DEINE AUFGABEN:
- 1) Bring aus den Zeilen hinter dem Text das Stück, das mit der Zeile mit „header-text [386, 24, 950, 42]“ anfängt und mit der Zeile mit „footer-line: VTT:stä saadun“ aufhört, in eine nummerierte Liste. Beide Grenzzeilen gehören dazu, Leerzeilen lässt du weg.
- 2) Schreib den Text über die Vorurteile gegenüber Mädchenschulen nach seinem letzten Satz weiter.

ZITIERTER TEXTAUSZUG:
Keine Jungs, aber Nonnen? Schülerin einer Mädchenschule räumt mit Vorurteilen auf Gesellschaft | 05.12.2021 | Lucie Finia Nick

St. Ursula

Viel Streit, nur tanzen im Sportunterricht und Langeweile. Das sind Vorurteile über Mädchenschulen. Stimmen sie? Beantworten kann das Lucie Finia Nick. Die 15-Jährige geht auf das St. Ursula-Gymnasium in Freiburg. Sie ist überzeugt: Die meisten Vorurteile sind Quatsch.

Die Schule

Mit ungefähr 1100 Schülerinnen ist das „Ursula“ das größte Gymnasium Freiburgs. Unsere Schule ist eine staatlich anerkannte katholische Privatschule. Sie kostet 40 Euro pro Monat. Als ich 2016 auf die Schule kam, wurde ich oft gefragt, warum ich mich für diese Schule entschieden habe. Mir hat die Schule gefallen, vor allem der „Jordan“, ein kleiner Bach vor der Schule. Ich wurde oft damit konfrontiert, dass es an einer Mädchenschule viel Zickenkrieg gibt und ich doch bestimmt viel streiten würde, weil ich mit so vielen Schülerinnen in eine Klasse gehen würde. Bevor ich in meine neue Klasse kam, habe ich mir viele Gedanken darüber gemacht. Ich habe mich gefragt, ob es die richtige Entscheidung war. Fünf Jahre später kann ich sagen: Das war ein super Entschluss.

Vorurteil 1: Dauernd Streitereien

Dass es viel Streit an einer Mädchenschule gibt, ist eins von vielen Vorurteilen und stimmt so nicht. Streit und Auseinandersetzungen kann es überall geben, ob an einer gemischten Schule oder einer Mädchenschule. An meiner Schule gibt es nicht sehr viel Streit, es ist meistens sehr entspannt. Wenn wir uns überhaupt mal streiten, geht es um alltägliche Dinge. Das sind höchstens Kleinigkeiten.

Vorurteil 2: Es ist langweilig ohne Jungs

Dass es auf einer Mädchenschule langweilig ist, weil keine Jungs in der Klasse sind, die mal einen Witz machen, stimmt auch nicht. Meiner Meinung nach müssen keine Jungs in der Klasse sein, um den Unterricht interessanter zu machen. Mädchen können genauso lustig sein wie Jungs. Es hat nichts mit dem Geschlecht zu tun, ob ein Mensch lustig ist oder nicht. In meiner Klasse haben meine Mitschülerinnen und ich viel Spaß. Die Pausen sind oft lustig, ähnlich wie der Unterricht. Ich habe auch schon oft gehört, dass man sich ohne Jungs besser konzentrieren könne. Ob das so stimmt, weiß ich ehrlich gesagt gar nicht. Ich kenne es ja höchstens aus der Grundschule, das ist Jahre her. Außerdem denke ich, dass es auf die Klasse und ihre Lernatmosphäre ankommt, ob man sich gut konzentrieren kann.

AUSGANGSMATERIAL:
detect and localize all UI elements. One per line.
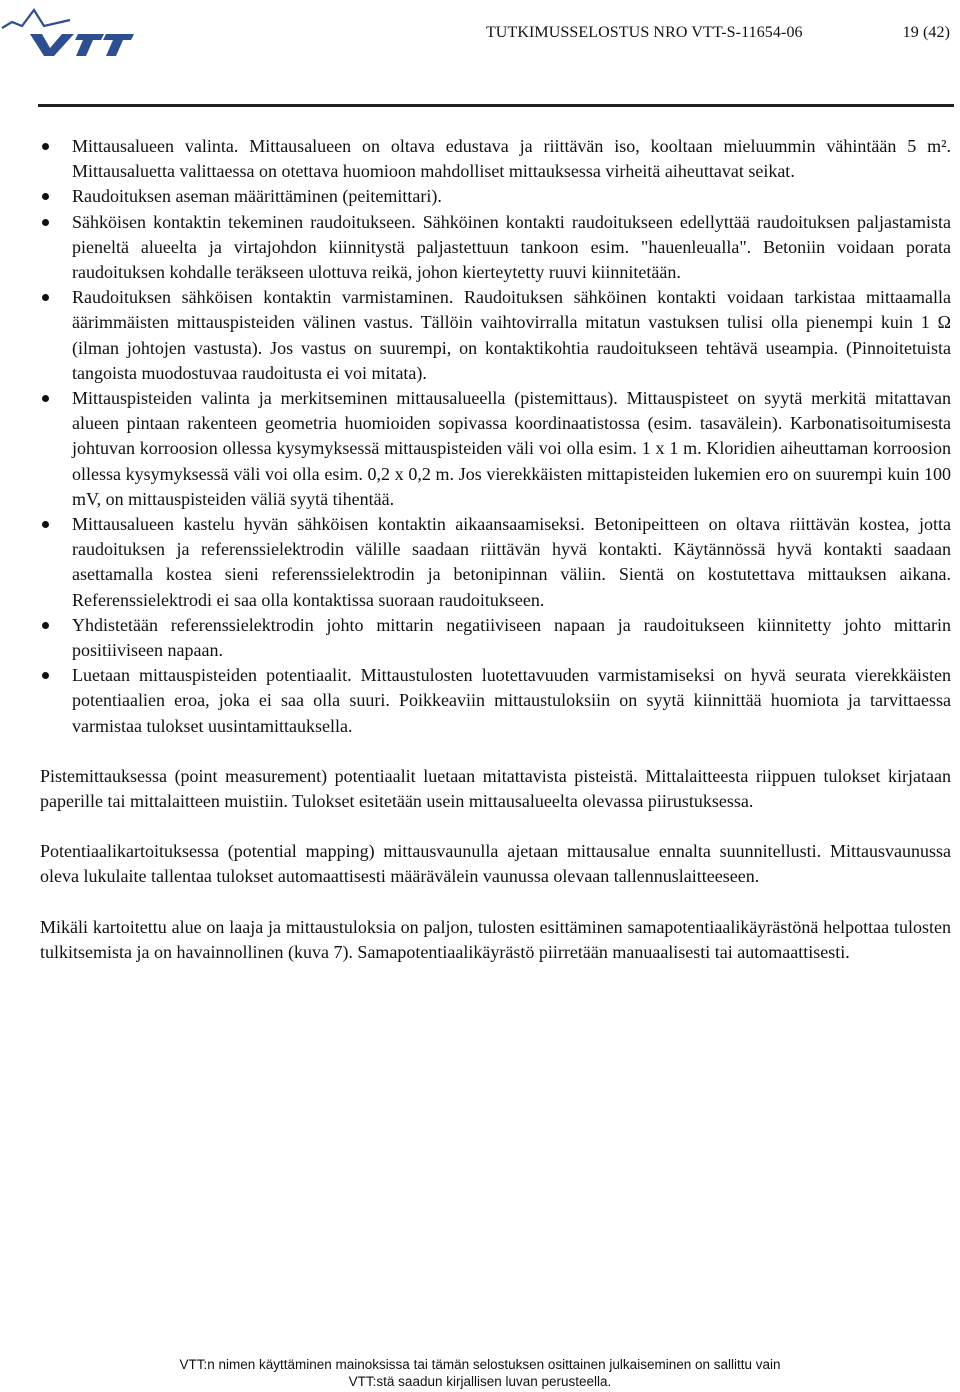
header-text [386, 24, 950, 42]
list-item: Mittauspisteiden valinta ja merkitseminen mittausalueella (pistemittaus). Mittauspisteet on syytä merkitä mitattavan alueen pintaan rakenteen geometria huomioiden sopivassa koordinaatistossa (esim. tasavälein). Karbonatisoitumisesta johtuvan korroosion ollessa kysymyksessä mittauspisteiden väli voi olla esim. 1 x 1 m. Kloridien aiheuttaman korroosion ollessa kysymyksessä väli voi olla esim. 0,2 x 0,2 m. Jos vierekkäisten mittapisteiden lukemien ero on suurempi kuin 100 mV, on mittauspisteiden väliä syytä tihentää. [40, 386, 951, 512]
procedure-list [40, 134, 951, 739]
main-content [40, 134, 951, 965]
list-item: Luetaan mittauspisteiden potentiaalit. Mittaustulosten luotettavuuden varmistamiseksi on hyvä seurata vierekkäisten potentiaalien eroa, joka ei saa olla suuri. Poikkeaviin mittaustuloksiin on syytä kiinnittää huomiota ja tarvittaessa varmistaa tulokset uusintamittauksella. [40, 663, 951, 739]
document-id: TUTKIMUSSELOSTUS NRO VTT-S-11654-06 [485, 24, 803, 41]
page-footer [0, 1356, 960, 1390]
footer-line: VTT:stä saadun kirjallisen luvan perusteella. [348, 1374, 612, 1389]
list-item: Mittausalueen kastelu hyvän sähköisen kontaktin aikaansaamiseksi. Betonipeitteen on oltava riittävän kostea, jotta raudoituksen ja referenssielektrodin välille saadaan riittävän hyvä kontakti. Käytännössä hyvä kontakti saadaan asettamalla kostea sieni referenssielektrodin ja betonipinnan väliin. Sientä on kostutettava mittauksen aikana. Referenssielektrodi ei saa olla kontaktissa suoraan raudoitukseen. [40, 512, 951, 613]
footer-line: VTT:n nimen käyttäminen mainoksissa tai tämän selostuksen osittainen julkaiseminen on sallittu vain [179, 1357, 781, 1372]
page-header [0, 0, 960, 110]
paragraph: Pistemittauksessa (point measurement) potentiaalit luetaan mitattavista pisteistä. Mittalaitteesta riippuen tulokset kirjataan paperille tai mittalaitteen muistiin. Tulokset esitetään usein mittausalueelta olevassa piirustuksessa. [40, 765, 951, 812]
vtt-logo [0, 4, 140, 56]
list-item: Sähköisen kontaktin tekeminen raudoitukseen. Sähköinen kontakti raudoitukseen edellyttää raudoituksen paljastamista pieneltä alueelta ja virtajohdon kiinnitystä paljastettuun tankoon esim. "hauenleualla". Betoniin voidaan porata raudoituksen kohdalle teräkseen ulottuva reikä, johon kierteytetty ruuvi kiinnitetään. [40, 210, 951, 286]
list-item: Mittausalueen valinta. Mittausalueen on oltava edustava ja riittävän iso, kooltaan mieluummin vähintään 5 m². Mittausaluetta valittaessa on otettava huomioon mahdolliset mittauksessa virheitä aiheuttavat seikat. [40, 134, 951, 184]
list-item: Yhdistetään referenssielektrodin johto mittarin negatiiviseen napaan ja raudoitukseen kiinnitetty johto mittarin positiiviseen napaan. [40, 613, 951, 663]
header-rule [38, 104, 954, 107]
paragraph: Mikäli kartoitettu alue on laaja ja mittaustuloksia on paljon, tulosten esittäminen samapotentiaalikäyrästönä helpottaa tulosten tulkitsemista ja on havainnollinen (kuva 7). Samapotentiaalikäyrästö piirretään manuaalisesti tai automaattisesti. [40, 916, 951, 962]
page-number: 19 (42) [902, 24, 950, 41]
paragraph: Potentiaalikartoituksessa (potential mapping) mittausvaunulla ajetaan mittausalue ennalta suunnitellusti. Mittausvaunussa oleva lukulaite tallentaa tulokset automaattisesti määrävälein vaunussa olevaan tallennuslaitteeseen. [40, 841, 951, 887]
list-item: Raudoituksen aseman määrittäminen (peitemittari). [40, 184, 951, 209]
list-item: Raudoituksen sähköisen kontaktin varmistaminen. Raudoituksen sähköinen kontakti voidaan tarkistaa mittaamalla äärimmäisten mittauspisteiden välinen vastus. Tällöin vaihtovirralla mitatun vastuksen tulisi olla pienempi kuin 1 Ω (ilman johtojen vastusta). Jos vastus on suurempi, on kontaktikohtia raudoitukseen tehtävä useampia. (Pinnoitetuista tangoista muodostuvaa raudoitusta ei voi mitata). [40, 285, 951, 386]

LÖSUNGEN IN REIHENFOLGE:
- 1)
1. header-text [386, 24, 950, 42]
2. list-item: Mittauspisteiden valinta ja merkitseminen mittausalueella (pistemittaus). Mittauspisteet on syytä merkitä mitattavan alueen pintaan rakenteen geometria huomioiden sopivassa koordinaatistossa (esim. tasavälein). Karbonatisoitumisesta johtuvan korroosion ollessa kysymyksessä mittauspisteiden väli voi olla esim. 1 x 1 m. Kloridien aiheuttaman korroosion ollessa kysymyksessä väli voi olla esim. 0,2 x 0,2 m. Jos vierekkäisten mittapisteiden lukemien ero on suurempi kuin 100 mV, on mittauspisteiden väliä syytä tihentää. [40, 386, 951, 512]
3. procedure-list [40, 134, 951, 739]
4. main-content [40, 134, 951, 965]
5. list-item: Luetaan mittauspisteiden potentiaalit. Mittaustulosten luotettavuuden varmistamiseksi on hyvä seurata vierekkäisten potentiaalien eroa, joka ei saa olla suuri. Poikkeaviin mittaustuloksiin on syytä kiinnittää huomiota ja tarvittaessa varmistaa tulokset uusintamittauksella. [40, 663, 951, 739]
6. document-id: TUTKIMUSSELOSTUS NRO VTT-S-11654-06 [485, 24, 803, 41]
7. page-footer [0, 1356, 960, 1390]
8. footer-line: VTT:stä saadun kirjallisen luvan perusteella. [348, 1374, 612, 1389]

- 2)
Vorurteil 3: Da unterrichten nur Nonnen

Aktuell unterrichten keine Nonnen an unserer Schule. Jedoch hat vor ein paar Jahren eine Nonne bei uns unterrichtet, warum weiß ich gar nicht genau. Auf unserer Schule gibt es wie auf jeder anderen Schule ganz normale Lehrerinnen und Lehrer. Die Anzahl ist relativ ausgeglichen. Also sind wir auch nicht von der „Männerwelt“ isoliert wie einige sagen. Lehrer sind an unserer Schule meistens beliebter als Lehrerinnen, weil sie oft lockerer mit uns umgehen.

Vorurteil 4: Im Sportunterricht wird nur getanzt

An unserer Schule wird wie an jeder anderen gemischten Schule normal Sport unterrichtet. Mal machen wir eine Tanz- oder Turneinheit, mal spielen wir eine Ballsportart. Den Sportunterricht geben nur Lehrerinnen.

Vorurteil 5: Wir wissen nicht, wie Jungs ticken

Dieses Vorurteil mag vielleicht bei der ein oder anderen stimmen, aber weitgehend ist es falsch. Wir kennen teilweise noch Jungs aus der Grundschule und sind mit ihnen befreundet. Oder man lernt Jungs im Sportverein kennen. Oder durch die Geschwister und Freunde.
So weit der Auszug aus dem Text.